_ENTRIES_.
::::

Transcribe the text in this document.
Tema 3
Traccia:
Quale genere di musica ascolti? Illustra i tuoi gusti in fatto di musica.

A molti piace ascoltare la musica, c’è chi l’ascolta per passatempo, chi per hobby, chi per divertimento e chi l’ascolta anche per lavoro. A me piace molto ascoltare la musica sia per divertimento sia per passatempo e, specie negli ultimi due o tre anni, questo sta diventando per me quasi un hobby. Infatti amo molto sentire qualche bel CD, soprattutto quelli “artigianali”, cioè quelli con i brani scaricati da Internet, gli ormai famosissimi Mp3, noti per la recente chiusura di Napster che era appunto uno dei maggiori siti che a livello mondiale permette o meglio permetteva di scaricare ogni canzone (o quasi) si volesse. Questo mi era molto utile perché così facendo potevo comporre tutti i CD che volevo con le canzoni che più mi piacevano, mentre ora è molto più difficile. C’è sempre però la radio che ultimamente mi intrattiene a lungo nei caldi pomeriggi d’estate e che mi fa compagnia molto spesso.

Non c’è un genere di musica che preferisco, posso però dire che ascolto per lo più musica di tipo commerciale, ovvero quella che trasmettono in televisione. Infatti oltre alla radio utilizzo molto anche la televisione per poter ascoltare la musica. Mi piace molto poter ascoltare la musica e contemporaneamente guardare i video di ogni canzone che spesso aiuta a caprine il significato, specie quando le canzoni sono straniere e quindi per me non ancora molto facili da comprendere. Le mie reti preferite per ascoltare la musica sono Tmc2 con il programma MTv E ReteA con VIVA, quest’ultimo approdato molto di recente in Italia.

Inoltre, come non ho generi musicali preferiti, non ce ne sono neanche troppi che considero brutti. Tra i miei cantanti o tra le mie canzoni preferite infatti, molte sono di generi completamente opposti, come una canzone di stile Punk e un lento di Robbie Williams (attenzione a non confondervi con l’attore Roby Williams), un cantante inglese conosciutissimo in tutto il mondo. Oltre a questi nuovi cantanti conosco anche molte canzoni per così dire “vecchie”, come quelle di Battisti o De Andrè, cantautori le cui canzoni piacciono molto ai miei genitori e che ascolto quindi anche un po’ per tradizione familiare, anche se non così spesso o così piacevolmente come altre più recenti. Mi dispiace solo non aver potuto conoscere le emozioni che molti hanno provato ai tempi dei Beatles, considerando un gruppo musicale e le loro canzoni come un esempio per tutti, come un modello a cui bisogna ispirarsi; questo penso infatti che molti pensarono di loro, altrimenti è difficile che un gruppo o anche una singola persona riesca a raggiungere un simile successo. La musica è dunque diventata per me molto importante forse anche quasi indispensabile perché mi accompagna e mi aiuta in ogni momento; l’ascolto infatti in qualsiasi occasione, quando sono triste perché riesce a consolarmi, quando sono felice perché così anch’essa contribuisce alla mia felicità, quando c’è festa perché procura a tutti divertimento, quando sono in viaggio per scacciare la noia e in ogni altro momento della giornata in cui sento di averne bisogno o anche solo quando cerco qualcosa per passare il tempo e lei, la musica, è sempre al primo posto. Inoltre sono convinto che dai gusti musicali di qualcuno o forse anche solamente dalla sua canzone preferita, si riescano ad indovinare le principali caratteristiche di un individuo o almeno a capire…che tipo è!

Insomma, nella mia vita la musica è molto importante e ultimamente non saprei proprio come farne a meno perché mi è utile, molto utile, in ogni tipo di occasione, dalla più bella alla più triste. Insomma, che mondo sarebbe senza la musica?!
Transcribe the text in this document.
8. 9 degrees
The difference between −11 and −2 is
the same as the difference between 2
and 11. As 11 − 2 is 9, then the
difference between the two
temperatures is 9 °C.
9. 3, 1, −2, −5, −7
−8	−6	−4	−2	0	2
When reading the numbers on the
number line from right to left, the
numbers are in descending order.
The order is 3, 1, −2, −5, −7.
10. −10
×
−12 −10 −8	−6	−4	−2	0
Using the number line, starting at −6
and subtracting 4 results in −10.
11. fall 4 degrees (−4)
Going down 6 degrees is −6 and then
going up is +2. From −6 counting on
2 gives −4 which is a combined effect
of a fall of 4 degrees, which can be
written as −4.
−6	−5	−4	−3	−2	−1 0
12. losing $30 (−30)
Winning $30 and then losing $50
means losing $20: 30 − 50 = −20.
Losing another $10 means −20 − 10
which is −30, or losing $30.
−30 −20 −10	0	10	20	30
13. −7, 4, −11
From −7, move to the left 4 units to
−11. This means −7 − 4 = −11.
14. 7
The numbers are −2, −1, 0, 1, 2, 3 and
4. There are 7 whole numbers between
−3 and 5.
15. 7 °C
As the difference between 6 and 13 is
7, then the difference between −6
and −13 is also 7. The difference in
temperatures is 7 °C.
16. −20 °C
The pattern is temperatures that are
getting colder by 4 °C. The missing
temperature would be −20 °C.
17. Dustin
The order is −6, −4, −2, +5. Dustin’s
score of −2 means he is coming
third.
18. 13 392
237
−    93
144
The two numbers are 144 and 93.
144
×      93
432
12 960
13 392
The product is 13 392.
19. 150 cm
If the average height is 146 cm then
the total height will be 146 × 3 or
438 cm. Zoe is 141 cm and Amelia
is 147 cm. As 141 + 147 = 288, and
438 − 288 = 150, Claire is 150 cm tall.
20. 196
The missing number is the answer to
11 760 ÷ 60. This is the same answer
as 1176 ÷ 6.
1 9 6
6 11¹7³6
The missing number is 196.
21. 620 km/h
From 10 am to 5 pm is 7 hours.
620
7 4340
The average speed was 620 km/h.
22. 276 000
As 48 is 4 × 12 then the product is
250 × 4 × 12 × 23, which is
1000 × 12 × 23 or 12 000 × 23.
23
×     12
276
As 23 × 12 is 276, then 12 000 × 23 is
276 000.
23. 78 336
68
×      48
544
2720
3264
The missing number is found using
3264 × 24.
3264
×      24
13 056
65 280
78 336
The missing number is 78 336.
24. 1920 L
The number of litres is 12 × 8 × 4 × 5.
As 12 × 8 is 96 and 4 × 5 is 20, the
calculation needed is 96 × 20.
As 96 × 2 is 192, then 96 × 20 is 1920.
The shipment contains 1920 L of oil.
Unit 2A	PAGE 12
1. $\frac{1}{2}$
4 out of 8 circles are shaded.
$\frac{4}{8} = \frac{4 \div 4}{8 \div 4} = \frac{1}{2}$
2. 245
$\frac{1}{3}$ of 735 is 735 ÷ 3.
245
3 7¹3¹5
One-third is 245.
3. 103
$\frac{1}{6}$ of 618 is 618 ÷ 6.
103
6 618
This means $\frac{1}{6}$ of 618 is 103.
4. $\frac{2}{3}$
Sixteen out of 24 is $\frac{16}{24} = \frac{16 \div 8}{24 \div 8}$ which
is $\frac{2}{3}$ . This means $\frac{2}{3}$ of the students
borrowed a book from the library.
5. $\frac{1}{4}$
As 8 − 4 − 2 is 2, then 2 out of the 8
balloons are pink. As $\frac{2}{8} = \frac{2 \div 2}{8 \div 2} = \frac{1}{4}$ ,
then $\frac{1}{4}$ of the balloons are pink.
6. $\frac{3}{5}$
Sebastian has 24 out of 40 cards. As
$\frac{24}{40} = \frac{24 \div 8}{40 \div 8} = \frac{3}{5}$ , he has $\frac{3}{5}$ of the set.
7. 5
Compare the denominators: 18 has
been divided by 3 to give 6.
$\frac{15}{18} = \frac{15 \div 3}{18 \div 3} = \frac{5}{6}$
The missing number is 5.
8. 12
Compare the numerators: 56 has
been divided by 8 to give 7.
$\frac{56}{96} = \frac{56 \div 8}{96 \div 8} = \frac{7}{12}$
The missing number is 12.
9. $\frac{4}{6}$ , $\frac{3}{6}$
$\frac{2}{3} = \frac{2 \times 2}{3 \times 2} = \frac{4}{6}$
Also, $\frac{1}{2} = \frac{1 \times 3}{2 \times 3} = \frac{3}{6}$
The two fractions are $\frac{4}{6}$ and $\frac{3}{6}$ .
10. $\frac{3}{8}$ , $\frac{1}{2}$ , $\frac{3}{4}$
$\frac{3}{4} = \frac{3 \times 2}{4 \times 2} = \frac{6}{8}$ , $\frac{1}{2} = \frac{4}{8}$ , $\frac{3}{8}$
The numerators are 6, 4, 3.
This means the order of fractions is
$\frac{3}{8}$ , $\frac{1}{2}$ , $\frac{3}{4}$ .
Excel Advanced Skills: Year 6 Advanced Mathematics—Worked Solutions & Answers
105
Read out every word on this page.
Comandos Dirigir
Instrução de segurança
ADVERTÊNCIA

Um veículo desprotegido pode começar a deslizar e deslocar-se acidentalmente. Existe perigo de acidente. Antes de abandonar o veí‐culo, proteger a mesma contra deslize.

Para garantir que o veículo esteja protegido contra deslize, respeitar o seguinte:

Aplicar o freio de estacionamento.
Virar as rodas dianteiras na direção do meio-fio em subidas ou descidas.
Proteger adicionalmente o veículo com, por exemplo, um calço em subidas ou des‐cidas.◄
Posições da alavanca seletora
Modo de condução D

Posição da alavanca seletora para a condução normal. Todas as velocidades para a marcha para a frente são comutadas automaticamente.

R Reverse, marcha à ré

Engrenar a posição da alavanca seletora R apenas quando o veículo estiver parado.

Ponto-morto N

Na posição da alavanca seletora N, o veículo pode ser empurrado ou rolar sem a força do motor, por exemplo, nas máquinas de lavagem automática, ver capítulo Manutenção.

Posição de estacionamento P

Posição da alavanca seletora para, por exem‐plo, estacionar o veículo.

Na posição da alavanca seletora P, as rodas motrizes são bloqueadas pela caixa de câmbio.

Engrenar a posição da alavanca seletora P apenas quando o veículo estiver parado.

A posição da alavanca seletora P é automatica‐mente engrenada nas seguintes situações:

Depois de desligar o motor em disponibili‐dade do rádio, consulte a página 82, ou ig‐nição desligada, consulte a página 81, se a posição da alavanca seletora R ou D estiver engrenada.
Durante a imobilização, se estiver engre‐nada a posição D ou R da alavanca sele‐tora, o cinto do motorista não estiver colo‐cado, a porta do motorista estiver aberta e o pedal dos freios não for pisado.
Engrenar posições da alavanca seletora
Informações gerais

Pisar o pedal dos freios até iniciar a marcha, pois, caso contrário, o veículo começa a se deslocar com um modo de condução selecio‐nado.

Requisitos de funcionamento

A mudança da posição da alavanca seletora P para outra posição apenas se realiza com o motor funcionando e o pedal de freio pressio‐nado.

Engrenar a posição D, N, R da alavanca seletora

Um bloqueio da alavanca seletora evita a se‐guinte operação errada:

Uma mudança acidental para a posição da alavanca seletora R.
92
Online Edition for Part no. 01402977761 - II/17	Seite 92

::::

_WHAT YOU ARE ASKED TO DO_. Check each line above for the string "mudança" and show the ones that have it.

_ANSWER BELOW_.
A mudança da posição da alavanca seletora P para outra posição apenas se realiza com o motor funcionando e o pedal de freio pressio‐nado.
Uma mudança acidental para a posição da alavanca seletora R.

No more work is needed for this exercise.